-- START OF PROVIDED RECORDS --

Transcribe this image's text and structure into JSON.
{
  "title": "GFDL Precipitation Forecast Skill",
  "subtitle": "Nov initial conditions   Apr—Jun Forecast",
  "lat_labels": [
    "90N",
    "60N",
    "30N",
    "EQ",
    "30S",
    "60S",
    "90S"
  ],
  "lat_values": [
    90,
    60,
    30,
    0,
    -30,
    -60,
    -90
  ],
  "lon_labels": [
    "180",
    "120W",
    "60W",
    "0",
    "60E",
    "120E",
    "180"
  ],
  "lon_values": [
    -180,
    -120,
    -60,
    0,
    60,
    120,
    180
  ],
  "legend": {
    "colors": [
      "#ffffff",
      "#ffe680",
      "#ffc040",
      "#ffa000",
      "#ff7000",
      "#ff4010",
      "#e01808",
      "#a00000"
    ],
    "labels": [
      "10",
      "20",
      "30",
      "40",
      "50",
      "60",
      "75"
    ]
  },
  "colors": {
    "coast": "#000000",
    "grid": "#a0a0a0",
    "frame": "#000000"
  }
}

-- END OF PROVIDED RECORDS --

All of the entries above need to be reproduced exactly.

FINAL ANSWER:
Transcribe this image's text and structure into JSON.
{
  "title": "GFDL Precipitation Forecast Skill",
  "subtitle": "Nov initial conditions   Apr—Jun Forecast",
  "lat_labels": [
    "90N",
    "60N",
    "30N",
    "EQ",
    "30S",
    "60S",
    "90S"
  ],
  "lat_values": [
    90,
    60,
    30,
    0,
    -30,
    -60,
    -90
  ],
  "lon_labels": [
    "180",
    "120W",
    "60W",
    "0",
    "60E",
    "120E",
    "180"
  ],
  "lon_values": [
    -180,
    -120,
    -60,
    0,
    60,
    120,
    180
  ],
  "legend": {
    "colors": [
      "#ffffff",
      "#ffe680",
      "#ffc040",
      "#ffa000",
      "#ff7000",
      "#ff4010",
      "#e01808",
      "#a00000"
    ],
    "labels": [
      "10",
      "20",
      "30",
      "40",
      "50",
      "60",
      "75"
    ]
  },
  "colors": {
    "coast": "#000000",
    "grid": "#a0a0a0",
    "frame": "#000000"
  }
}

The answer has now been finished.